- [TASK DESCRIPTION]
Output the entries word for word. Omit images.

- [Excerpts from a figure dataset]
________

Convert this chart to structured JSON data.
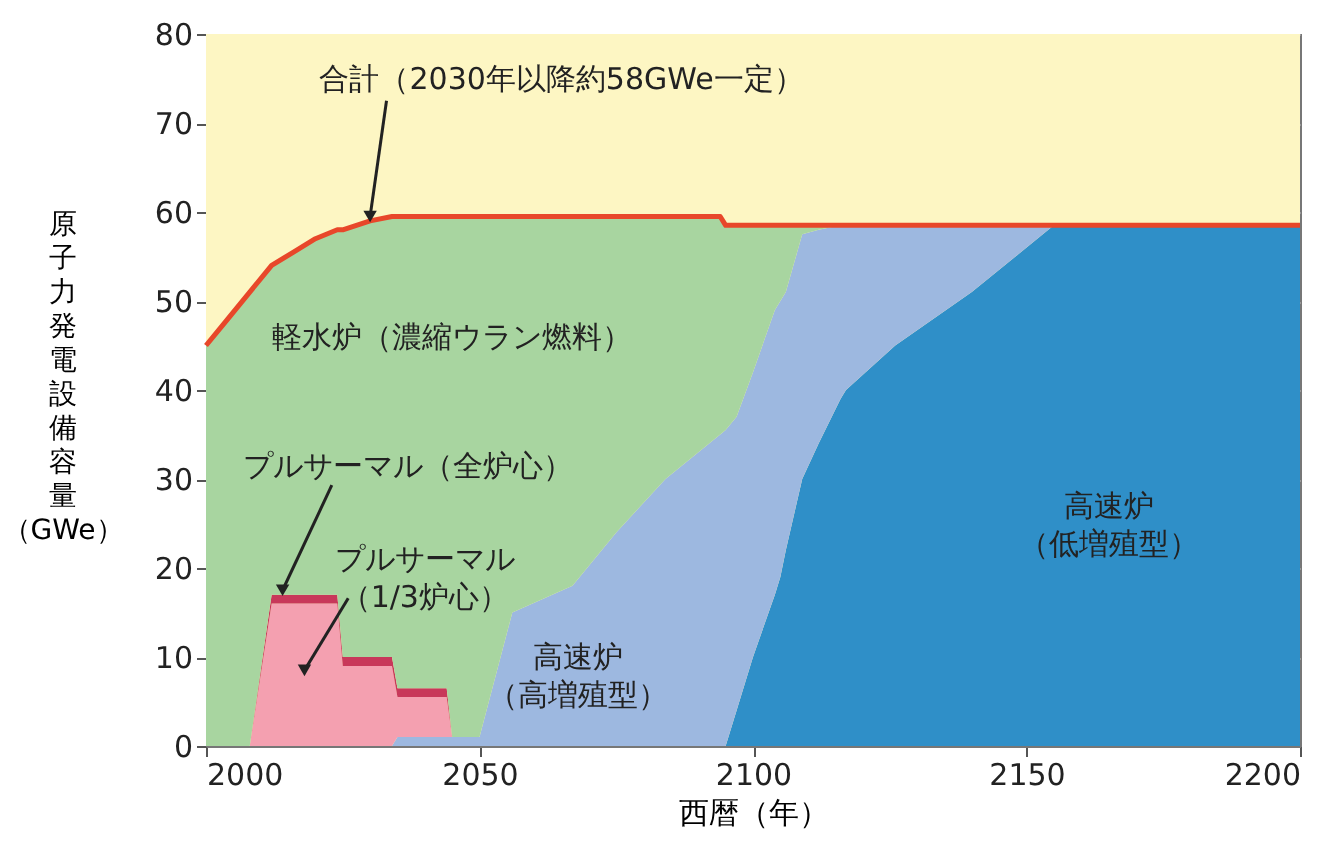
{
  "chart_data": {
    "type": "area",
    "stacked": true,
    "xlabel": "西暦（年）",
    "ylabel": "原子力発電設備容量（GWe）",
    "x": [
      2000,
      2004,
      2008,
      2012,
      2016,
      2020,
      2024,
      2025,
      2030,
      2034,
      2035,
      2040,
      2044,
      2045,
      2050,
      2056,
      2067,
      2075,
      2084,
      2094,
      2095,
      2097,
      2100,
      2104,
      2105,
      2106,
      2109,
      2112,
      2116,
      2117,
      2126,
      2140,
      2155,
      2200
    ],
    "xlim": [
      2000,
      2200
    ],
    "xticks": [
      2000,
      2050,
      2100,
      2150,
      2200
    ],
    "ylim": [
      0,
      80
    ],
    "yticks": [
      0,
      10,
      20,
      30,
      40,
      50,
      60,
      70,
      80
    ],
    "grid": "y",
    "series": [
      {
        "name": "高速炉（低増殖型）",
        "color": "#2f8fc8",
        "values": [
          null,
          null,
          null,
          null,
          null,
          null,
          null,
          null,
          null,
          null,
          null,
          null,
          null,
          null,
          null,
          null,
          null,
          null,
          null,
          null,
          0,
          4,
          10,
          17,
          19,
          22,
          30,
          34,
          39,
          40,
          45,
          51,
          58.5,
          58.5
        ]
      },
      {
        "name": "高速炉（高増殖型）",
        "color": "#9db8e0",
        "values": [
          null,
          null,
          null,
          null,
          null,
          null,
          null,
          null,
          null,
          0,
          1,
          1,
          1,
          1,
          1,
          15,
          18,
          24,
          30,
          35,
          35.5,
          33,
          32,
          32,
          31,
          29,
          27.5,
          24,
          19.5,
          18.5,
          13.5,
          7.5,
          0,
          null
        ]
      },
      {
        "name": "プルサーマル（1/3炉心）",
        "color": "#f4a0b0",
        "values": [
          null,
          null,
          0,
          16,
          16,
          16,
          16,
          9,
          9,
          9,
          4.5,
          4.5,
          4.5,
          0,
          null,
          null,
          null,
          null,
          null,
          null,
          null,
          null,
          null,
          null,
          null,
          null,
          null,
          null,
          null,
          null,
          null,
          null,
          null,
          null
        ]
      },
      {
        "name": "プルサーマル（全炉心）",
        "color": "#c8385a",
        "values": [
          null,
          null,
          0,
          1,
          1,
          1,
          1,
          1,
          1,
          1,
          1,
          1,
          1,
          0,
          null,
          null,
          null,
          null,
          null,
          null,
          null,
          null,
          null,
          null,
          null,
          null,
          null,
          null,
          null,
          null,
          null,
          null,
          null,
          null
        ]
      },
      {
        "name": "軽水炉（濃縮ウラン燃料）",
        "color": "#a8d5a0",
        "values": [
          45,
          48,
          51,
          37,
          38.5,
          40,
          41,
          48,
          49,
          49.5,
          53,
          53,
          53,
          58.5,
          58.5,
          44.5,
          41.5,
          35.5,
          29.5,
          24.5,
          23,
          21.5,
          16.5,
          9.5,
          8.5,
          7.5,
          1,
          0.5,
          0,
          null,
          null,
          null,
          null,
          null
        ]
      },
      {
        "type": "line",
        "color": "#e8472a",
        "values": [
          45,
          48,
          51,
          54,
          55.5,
          57,
          58,
          58,
          59,
          59.5,
          59.5,
          59.5,
          59.5,
          59.5,
          59.5,
          59.5,
          59.5,
          59.5,
          59.5,
          59.5,
          58.5,
          58.5,
          58.5,
          58.5,
          58.5,
          58.5,
          58.5,
          58.5,
          58.5,
          58.5,
          58.5,
          58.5,
          58.5,
          58.5
        ]
      }
    ],
    "bands": [
      {
        "axis": "y",
        "from": 0,
        "to": 80,
        "color": "#fdf6c3"
      }
    ],
    "annotations": [
      {
        "text": "合計（2030年以降約58GWe一定）",
        "x": 2030,
        "y": 59.5
      }
    ]
  }
}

________

- [OUTPUT BELOW]
Convert this chart to structured JSON data.
{
  "chart_data": {
    "type": "area",
    "stacked": true,
    "xlabel": "西暦（年）",
    "ylabel": "原子力発電設備容量（GWe）",
    "x": [
      2000,
      2004,
      2008,
      2012,
      2016,
      2020,
      2024,
      2025,
      2030,
      2034,
      2035,
      2040,
      2044,
      2045,
      2050,
      2056,
      2067,
      2075,
      2084,
      2094,
      2095,
      2097,
      2100,
      2104,
      2105,
      2106,
      2109,
      2112,
      2116,
      2117,
      2126,
      2140,
      2155,
      2200
    ],
    "xlim": [
      2000,
      2200
    ],
    "xticks": [
      2000,
      2050,
      2100,
      2150,
      2200
    ],
    "ylim": [
      0,
      80
    ],
    "yticks": [
      0,
      10,
      20,
      30,
      40,
      50,
      60,
      70,
      80
    ],
    "grid": "y",
    "series": [
      {
        "name": "高速炉（低増殖型）",
        "color": "#2f8fc8",
        "values": [
          null,
          null,
          null,
          null,
          null,
          null,
          null,
          null,
          null,
          null,
          null,
          null,
          null,
          null,
          null,
          null,
          null,
          null,
          null,
          null,
          0,
          4,
          10,
          17,
          19,
          22,
          30,
          34,
          39,
          40,
          45,
          51,
          58.5,
          58.5
        ]
      },
      {
        "name": "高速炉（高増殖型）",
        "color": "#9db8e0",
        "values": [
          null,
          null,
          null,
          null,
          null,
          null,
          null,
          null,
          null,
          0,
          1,
          1,
          1,
          1,
          1,
          15,
          18,
          24,
          30,
          35,
          35.5,
          33,
          32,
          32,
          31,
          29,
          27.5,
          24,
          19.5,
          18.5,
          13.5,
          7.5,
          0,
          null
        ]
      },
      {
        "name": "プルサーマル（1/3炉心）",
        "color": "#f4a0b0",
        "values": [
          null,
          null,
          0,
          16,
          16,
          16,
          16,
          9,
          9,
          9,
          4.5,
          4.5,
          4.5,
          0,
          null,
          null,
          null,
          null,
          null,
          null,
          null,
          null,
          null,
          null,
          null,
          null,
          null,
          null,
          null,
          null,
          null,
          null,
          null,
          null
        ]
      },
      {
        "name": "プルサーマル（全炉心）",
        "color": "#c8385a",
        "values": [
          null,
          null,
          0,
          1,
          1,
          1,
          1,
          1,
          1,
          1,
          1,
          1,
          1,
          0,
          null,
          null,
          null,
          null,
          null,
          null,
          null,
          null,
          null,
          null,
          null,
          null,
          null,
          null,
          null,
          null,
          null,
          null,
          null,
          null
        ]
      },
      {
        "name": "軽水炉（濃縮ウラン燃料）",
        "color": "#a8d5a0",
        "values": [
          45,
          48,
          51,
          37,
          38.5,
          40,
          41,
          48,
          49,
          49.5,
          53,
          53,
          53,
          58.5,
          58.5,
          44.5,
          41.5,
          35.5,
          29.5,
          24.5,
          23,
          21.5,
          16.5,
          9.5,
          8.5,
          7.5,
          1,
          0.5,
          0,
          null,
          null,
          null,
          null,
          null
        ]
      },
      {
        "type": "line",
        "color": "#e8472a",
        "values": [
          45,
          48,
          51,
          54,
          55.5,
          57,
          58,
          58,
          59,
          59.5,
          59.5,
          59.5,
          59.5,
          59.5,
          59.5,
          59.5,
          59.5,
          59.5,
          59.5,
          59.5,
          58.5,
          58.5,
          58.5,
          58.5,
          58.5,
          58.5,
          58.5,
          58.5,
          58.5,
          58.5,
          58.5,
          58.5,
          58.5,
          58.5
        ]
      }
    ],
    "bands": [
      {
        "axis": "y",
        "from": 0,
        "to": 80,
        "color": "#fdf6c3"
      }
    ],
    "annotations": [
      {
        "text": "合計（2030年以降約58GWe一定）",
        "x": 2030,
        "y": 59.5
      }
    ]
  }
}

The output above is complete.